Dataset excerpts:
<<<<
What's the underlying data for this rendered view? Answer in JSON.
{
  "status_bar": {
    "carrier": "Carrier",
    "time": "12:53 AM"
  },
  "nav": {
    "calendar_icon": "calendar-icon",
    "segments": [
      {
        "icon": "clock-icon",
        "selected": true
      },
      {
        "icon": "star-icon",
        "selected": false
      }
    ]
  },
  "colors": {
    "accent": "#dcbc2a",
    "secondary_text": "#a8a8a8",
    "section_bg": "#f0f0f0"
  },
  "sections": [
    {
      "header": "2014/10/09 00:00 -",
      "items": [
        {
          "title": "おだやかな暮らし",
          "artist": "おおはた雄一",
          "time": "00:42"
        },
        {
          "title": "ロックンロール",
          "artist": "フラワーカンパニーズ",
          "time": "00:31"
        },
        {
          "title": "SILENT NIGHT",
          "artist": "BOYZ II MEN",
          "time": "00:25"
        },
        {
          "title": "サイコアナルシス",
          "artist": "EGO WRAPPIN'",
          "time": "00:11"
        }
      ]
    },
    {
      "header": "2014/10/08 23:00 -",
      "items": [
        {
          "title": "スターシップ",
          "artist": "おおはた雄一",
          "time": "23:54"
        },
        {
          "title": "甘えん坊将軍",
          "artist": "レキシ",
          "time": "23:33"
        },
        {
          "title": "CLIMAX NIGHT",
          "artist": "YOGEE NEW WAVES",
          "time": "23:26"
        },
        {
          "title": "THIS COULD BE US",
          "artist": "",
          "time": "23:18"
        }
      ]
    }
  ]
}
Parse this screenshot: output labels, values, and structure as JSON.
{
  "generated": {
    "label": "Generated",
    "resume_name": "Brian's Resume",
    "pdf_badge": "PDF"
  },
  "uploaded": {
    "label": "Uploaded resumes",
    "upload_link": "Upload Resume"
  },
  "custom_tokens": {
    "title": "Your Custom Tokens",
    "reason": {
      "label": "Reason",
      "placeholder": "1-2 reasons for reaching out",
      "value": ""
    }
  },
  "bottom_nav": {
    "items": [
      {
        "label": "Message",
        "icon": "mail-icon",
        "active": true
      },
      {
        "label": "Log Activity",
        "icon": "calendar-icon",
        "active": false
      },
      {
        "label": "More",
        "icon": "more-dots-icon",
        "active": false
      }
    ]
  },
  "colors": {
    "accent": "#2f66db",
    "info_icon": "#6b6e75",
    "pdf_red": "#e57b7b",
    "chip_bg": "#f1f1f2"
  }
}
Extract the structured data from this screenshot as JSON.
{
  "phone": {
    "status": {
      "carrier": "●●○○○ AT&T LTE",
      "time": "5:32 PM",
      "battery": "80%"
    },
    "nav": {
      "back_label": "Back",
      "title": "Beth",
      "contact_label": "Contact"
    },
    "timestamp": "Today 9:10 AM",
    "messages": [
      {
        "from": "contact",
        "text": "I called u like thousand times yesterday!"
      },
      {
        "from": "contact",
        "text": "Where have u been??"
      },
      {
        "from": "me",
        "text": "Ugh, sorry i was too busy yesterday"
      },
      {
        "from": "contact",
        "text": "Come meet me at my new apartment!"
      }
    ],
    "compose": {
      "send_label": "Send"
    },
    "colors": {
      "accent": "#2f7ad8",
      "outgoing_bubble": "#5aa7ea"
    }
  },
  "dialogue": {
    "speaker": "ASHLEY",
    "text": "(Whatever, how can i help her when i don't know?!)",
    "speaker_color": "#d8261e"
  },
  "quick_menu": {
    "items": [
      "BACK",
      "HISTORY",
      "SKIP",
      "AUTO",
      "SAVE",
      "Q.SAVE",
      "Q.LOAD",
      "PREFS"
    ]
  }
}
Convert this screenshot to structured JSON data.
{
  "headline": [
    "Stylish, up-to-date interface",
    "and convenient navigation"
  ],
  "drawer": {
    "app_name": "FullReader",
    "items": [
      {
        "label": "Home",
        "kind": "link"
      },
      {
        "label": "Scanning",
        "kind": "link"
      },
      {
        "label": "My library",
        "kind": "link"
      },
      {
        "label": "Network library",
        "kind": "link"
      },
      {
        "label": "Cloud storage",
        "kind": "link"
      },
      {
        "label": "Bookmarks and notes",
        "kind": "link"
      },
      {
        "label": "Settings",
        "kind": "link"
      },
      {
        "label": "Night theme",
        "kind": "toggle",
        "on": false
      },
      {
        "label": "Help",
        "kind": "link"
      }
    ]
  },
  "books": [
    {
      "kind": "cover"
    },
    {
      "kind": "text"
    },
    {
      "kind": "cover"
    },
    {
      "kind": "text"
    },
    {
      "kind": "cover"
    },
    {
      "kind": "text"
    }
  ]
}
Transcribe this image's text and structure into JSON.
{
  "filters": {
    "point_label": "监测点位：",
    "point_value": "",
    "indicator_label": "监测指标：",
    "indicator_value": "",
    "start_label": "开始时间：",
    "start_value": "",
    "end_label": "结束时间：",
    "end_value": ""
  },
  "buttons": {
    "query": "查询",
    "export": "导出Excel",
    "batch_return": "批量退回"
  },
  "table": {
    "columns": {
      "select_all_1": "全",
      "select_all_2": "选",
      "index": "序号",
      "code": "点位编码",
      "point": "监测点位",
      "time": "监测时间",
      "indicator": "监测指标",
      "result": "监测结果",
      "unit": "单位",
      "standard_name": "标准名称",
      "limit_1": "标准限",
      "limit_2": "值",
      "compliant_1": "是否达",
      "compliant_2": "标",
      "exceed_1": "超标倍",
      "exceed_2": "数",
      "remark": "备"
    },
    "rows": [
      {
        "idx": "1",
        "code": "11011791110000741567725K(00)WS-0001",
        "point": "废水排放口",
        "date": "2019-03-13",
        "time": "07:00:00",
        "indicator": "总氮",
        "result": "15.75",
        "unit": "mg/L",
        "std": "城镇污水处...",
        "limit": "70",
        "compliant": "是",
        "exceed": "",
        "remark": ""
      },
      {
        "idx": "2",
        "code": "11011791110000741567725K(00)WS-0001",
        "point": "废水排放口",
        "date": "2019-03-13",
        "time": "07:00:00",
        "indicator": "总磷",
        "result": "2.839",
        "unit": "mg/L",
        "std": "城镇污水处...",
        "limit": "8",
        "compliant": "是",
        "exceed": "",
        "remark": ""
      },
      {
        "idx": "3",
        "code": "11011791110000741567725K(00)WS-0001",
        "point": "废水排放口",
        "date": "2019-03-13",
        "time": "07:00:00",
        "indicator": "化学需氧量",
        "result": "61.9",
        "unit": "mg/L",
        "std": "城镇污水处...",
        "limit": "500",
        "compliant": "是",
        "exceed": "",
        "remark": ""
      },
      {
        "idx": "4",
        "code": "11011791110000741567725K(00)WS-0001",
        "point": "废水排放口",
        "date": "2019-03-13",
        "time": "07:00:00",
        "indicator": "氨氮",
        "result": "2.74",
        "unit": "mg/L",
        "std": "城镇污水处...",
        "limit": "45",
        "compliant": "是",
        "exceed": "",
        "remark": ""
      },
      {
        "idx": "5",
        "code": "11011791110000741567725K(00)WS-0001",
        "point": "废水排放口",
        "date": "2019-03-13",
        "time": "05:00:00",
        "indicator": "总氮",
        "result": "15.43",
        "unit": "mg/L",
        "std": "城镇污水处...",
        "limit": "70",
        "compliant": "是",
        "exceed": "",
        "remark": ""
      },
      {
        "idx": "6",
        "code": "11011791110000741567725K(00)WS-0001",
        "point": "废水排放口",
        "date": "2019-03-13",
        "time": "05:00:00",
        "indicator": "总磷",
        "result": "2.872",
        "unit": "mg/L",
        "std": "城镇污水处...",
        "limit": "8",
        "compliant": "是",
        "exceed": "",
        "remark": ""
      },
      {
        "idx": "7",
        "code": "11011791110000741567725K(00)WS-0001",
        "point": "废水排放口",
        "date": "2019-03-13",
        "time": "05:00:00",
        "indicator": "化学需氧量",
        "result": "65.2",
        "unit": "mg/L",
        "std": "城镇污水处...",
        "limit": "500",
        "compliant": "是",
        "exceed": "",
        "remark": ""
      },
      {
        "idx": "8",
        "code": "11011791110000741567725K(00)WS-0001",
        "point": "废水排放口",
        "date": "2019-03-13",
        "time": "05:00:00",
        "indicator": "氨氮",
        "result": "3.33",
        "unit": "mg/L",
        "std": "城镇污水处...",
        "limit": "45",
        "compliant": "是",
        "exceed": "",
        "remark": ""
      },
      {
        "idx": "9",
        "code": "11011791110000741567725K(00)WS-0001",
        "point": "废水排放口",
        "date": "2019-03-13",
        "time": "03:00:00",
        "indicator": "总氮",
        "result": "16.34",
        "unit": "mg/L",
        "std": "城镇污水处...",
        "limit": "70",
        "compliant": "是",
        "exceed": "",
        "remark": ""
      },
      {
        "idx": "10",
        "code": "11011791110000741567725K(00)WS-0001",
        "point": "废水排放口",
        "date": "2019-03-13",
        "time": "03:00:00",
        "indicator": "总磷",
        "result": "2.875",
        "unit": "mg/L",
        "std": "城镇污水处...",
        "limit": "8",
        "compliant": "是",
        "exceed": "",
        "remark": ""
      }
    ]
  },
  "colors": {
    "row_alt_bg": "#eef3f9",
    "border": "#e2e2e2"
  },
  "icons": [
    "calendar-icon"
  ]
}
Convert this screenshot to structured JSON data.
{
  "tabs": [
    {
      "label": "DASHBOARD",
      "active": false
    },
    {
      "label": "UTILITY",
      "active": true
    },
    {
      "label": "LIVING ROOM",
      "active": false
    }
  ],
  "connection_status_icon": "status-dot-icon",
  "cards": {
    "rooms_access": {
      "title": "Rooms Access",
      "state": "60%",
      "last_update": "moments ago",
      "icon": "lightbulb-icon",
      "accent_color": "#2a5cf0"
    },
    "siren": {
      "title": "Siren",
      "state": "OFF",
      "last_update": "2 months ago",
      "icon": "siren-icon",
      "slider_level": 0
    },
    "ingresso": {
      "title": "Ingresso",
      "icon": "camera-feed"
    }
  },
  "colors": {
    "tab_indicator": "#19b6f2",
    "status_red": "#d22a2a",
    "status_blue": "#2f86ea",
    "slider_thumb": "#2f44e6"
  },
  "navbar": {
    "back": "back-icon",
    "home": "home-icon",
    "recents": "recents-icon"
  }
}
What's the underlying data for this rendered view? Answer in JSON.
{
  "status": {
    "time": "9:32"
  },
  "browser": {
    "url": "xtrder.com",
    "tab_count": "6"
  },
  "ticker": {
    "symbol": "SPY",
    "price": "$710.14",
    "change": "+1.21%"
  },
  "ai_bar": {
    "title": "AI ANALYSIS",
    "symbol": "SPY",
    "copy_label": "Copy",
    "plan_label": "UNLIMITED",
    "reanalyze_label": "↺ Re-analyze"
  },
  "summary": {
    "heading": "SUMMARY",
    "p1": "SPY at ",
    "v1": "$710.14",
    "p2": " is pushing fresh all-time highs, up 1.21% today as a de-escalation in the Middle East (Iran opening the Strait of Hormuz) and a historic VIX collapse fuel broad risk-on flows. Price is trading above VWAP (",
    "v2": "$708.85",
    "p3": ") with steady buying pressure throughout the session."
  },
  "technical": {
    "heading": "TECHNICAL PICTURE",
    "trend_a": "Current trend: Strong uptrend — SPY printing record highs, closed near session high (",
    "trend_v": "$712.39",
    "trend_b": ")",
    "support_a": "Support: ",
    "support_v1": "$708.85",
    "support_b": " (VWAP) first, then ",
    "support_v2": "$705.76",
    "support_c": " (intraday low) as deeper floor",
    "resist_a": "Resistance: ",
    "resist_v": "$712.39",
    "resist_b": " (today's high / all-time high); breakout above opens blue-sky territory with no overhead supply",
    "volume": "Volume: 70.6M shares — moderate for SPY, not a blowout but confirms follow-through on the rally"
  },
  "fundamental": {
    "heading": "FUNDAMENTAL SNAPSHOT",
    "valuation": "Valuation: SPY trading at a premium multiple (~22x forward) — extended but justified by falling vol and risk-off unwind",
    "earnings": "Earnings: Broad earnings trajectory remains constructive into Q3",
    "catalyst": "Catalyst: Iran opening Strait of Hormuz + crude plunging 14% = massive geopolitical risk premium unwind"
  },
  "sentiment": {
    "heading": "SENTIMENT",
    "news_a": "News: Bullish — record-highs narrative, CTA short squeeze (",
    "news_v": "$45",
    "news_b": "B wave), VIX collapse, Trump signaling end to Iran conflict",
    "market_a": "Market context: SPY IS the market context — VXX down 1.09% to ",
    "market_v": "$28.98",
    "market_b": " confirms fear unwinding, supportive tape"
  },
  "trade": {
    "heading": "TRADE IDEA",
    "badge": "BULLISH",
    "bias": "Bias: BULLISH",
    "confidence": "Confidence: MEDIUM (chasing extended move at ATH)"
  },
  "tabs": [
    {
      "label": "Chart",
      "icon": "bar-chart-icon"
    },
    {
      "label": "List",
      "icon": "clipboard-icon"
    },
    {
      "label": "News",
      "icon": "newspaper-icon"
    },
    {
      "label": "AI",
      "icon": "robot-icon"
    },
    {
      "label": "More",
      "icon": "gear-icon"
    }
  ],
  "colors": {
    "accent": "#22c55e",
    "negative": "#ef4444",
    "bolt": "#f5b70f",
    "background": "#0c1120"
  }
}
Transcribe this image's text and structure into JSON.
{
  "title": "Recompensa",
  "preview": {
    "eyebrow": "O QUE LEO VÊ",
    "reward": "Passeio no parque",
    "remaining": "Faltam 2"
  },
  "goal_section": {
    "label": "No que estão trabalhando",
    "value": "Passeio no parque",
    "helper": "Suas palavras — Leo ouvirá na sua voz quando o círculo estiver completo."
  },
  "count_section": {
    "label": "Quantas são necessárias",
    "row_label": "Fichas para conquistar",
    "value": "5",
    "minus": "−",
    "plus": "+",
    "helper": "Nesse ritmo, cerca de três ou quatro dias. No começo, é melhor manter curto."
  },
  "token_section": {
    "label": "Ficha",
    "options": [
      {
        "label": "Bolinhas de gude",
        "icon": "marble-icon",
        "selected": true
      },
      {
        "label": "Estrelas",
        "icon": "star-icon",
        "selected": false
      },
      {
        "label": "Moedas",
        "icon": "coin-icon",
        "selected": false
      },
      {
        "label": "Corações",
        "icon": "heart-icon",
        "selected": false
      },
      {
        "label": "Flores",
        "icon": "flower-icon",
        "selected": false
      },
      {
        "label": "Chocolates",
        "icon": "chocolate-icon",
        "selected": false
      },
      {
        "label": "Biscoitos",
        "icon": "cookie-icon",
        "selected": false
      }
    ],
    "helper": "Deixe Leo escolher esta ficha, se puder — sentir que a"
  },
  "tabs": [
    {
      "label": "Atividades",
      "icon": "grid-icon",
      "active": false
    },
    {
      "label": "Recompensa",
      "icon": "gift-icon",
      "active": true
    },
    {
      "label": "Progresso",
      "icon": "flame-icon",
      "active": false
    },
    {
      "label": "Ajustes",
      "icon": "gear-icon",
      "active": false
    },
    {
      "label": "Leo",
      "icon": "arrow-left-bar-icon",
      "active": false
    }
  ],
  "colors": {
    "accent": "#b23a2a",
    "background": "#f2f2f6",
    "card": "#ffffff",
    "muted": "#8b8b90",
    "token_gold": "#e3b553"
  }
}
>>>>
## REQUIREMENT:
In the records above, find each line holding "监测指标" and copy it.

## RESULT OF THE TASK:
    "indicator_label": "监测指标：",
      "indicator": "监测指标",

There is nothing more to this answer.